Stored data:

※ ※ ※

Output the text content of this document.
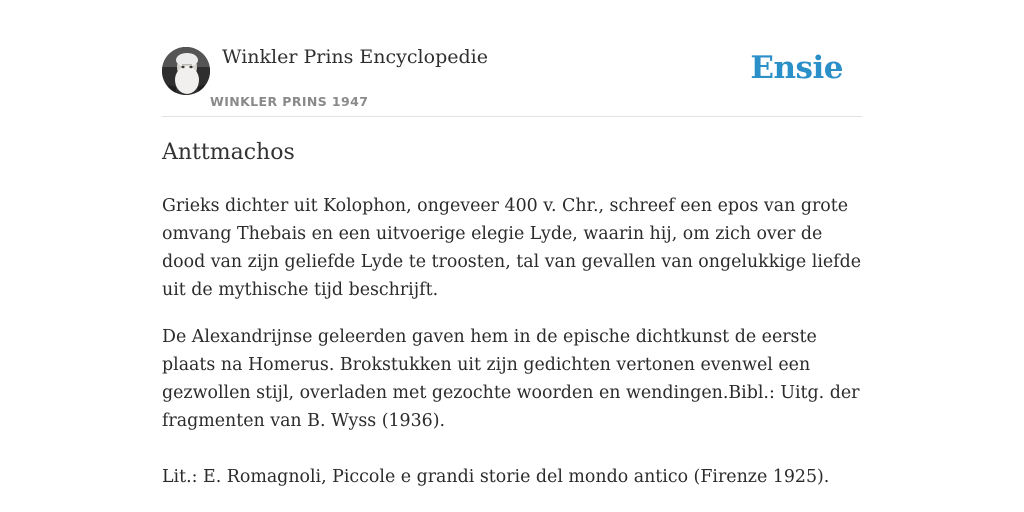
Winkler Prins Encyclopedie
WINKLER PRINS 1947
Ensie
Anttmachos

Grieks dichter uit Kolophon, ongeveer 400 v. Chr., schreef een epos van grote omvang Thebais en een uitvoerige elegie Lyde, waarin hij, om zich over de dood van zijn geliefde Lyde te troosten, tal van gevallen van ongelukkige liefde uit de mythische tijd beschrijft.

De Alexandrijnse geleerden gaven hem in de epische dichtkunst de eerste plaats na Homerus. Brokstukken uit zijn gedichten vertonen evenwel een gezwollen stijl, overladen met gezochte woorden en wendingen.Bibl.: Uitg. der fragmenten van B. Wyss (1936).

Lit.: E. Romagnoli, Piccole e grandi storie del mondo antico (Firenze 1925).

※ ※ ※

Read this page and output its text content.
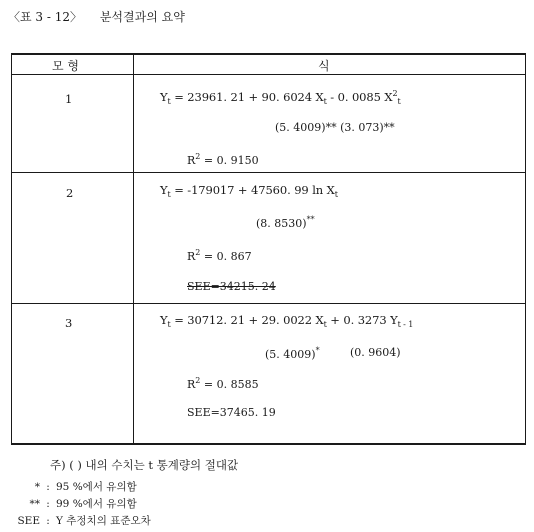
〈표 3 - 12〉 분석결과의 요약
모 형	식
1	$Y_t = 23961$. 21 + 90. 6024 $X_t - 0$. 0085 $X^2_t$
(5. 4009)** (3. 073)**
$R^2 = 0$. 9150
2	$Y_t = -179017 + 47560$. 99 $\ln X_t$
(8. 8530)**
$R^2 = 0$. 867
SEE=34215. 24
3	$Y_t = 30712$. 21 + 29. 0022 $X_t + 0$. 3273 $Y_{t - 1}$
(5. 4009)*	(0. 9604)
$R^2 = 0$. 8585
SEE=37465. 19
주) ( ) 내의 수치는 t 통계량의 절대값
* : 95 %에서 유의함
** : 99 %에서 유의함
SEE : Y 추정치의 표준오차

※ ※ ※

What you are asked to do »
Show, from the listing above, each line that contains the word "text".

Output for this exercise »
Output the text content of this document.
Read this page and output its text content.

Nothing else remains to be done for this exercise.